## START

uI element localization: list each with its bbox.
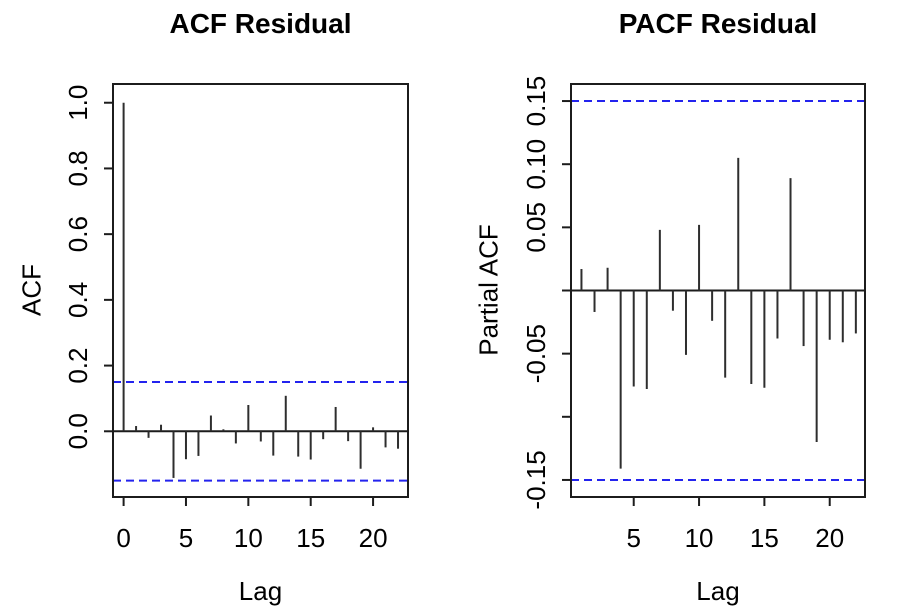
x-tick-label: 20	[815, 523, 844, 553]
plot-box	[112, 83, 409, 498]
x-tick-label: 20	[359, 523, 388, 553]
acf-y-axis-label: ACF	[16, 264, 47, 316]
acf-x-axis-label: Lag	[238, 576, 283, 606]
x-tick-label: 5	[179, 523, 193, 553]
acf-plot-title: ACF Residual	[169, 8, 352, 39]
pacf-plot-title: PACF Residual	[618, 8, 818, 39]
y-tick-label: 1.0	[63, 85, 93, 121]
y-tick-label: 0.2	[63, 347, 93, 383]
y-tick-label: 0.4	[63, 282, 93, 318]
y-tick-label: 0.10	[521, 139, 551, 190]
x-tick-label: 10	[234, 523, 263, 553]
y-tick-label: -0.15	[521, 450, 551, 509]
x-tick-label: 15	[750, 523, 779, 553]
pacf-x-axis-label: Lag	[696, 576, 740, 606]
y-tick-label: 0.0	[63, 413, 93, 449]
y-tick-label: 0.15	[521, 76, 551, 127]
x-tick-label: 5	[626, 523, 640, 553]
y-tick-label: -0.05	[521, 324, 551, 383]
pacf-y-axis-label: Partial ACF	[473, 224, 504, 356]
y-tick-label: 0.6	[63, 216, 93, 252]
x-tick-label: 10	[685, 523, 714, 553]
y-tick-label: 0.8	[63, 150, 93, 186]
y-tick-label: 0.05	[521, 202, 551, 253]
x-tick-label: 15	[296, 523, 325, 553]
x-tick-label: 0	[116, 523, 130, 553]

## END

## What you are asked to do
Copy out every line of the records above word for word, leaving out the picture.

## Solution for this exercise
uI element localization: list each with its bbox.
x-tick-label: 20	[815, 523, 844, 553]
plot-box	[112, 83, 409, 498]
x-tick-label: 20	[359, 523, 388, 553]
acf-y-axis-label: ACF	[16, 264, 47, 316]
acf-x-axis-label: Lag	[238, 576, 283, 606]
x-tick-label: 5	[179, 523, 193, 553]
acf-plot-title: ACF Residual	[169, 8, 352, 39]
pacf-plot-title: PACF Residual	[618, 8, 818, 39]
y-tick-label: 1.0	[63, 85, 93, 121]
y-tick-label: 0.2	[63, 347, 93, 383]
y-tick-label: 0.4	[63, 282, 93, 318]
y-tick-label: 0.10	[521, 139, 551, 190]
x-tick-label: 10	[234, 523, 263, 553]
y-tick-label: -0.15	[521, 450, 551, 509]
x-tick-label: 15	[750, 523, 779, 553]
pacf-x-axis-label: Lag	[696, 576, 740, 606]
y-tick-label: 0.0	[63, 413, 93, 449]
y-tick-label: 0.15	[521, 76, 551, 127]
x-tick-label: 5	[626, 523, 640, 553]
y-tick-label: -0.05	[521, 324, 551, 383]
pacf-y-axis-label: Partial ACF	[473, 224, 504, 356]
y-tick-label: 0.6	[63, 216, 93, 252]
x-tick-label: 10	[685, 523, 714, 553]
y-tick-label: 0.8	[63, 150, 93, 186]
y-tick-label: 0.05	[521, 202, 551, 253]
x-tick-label: 15	[296, 523, 325, 553]
x-tick-label: 0	[116, 523, 130, 553]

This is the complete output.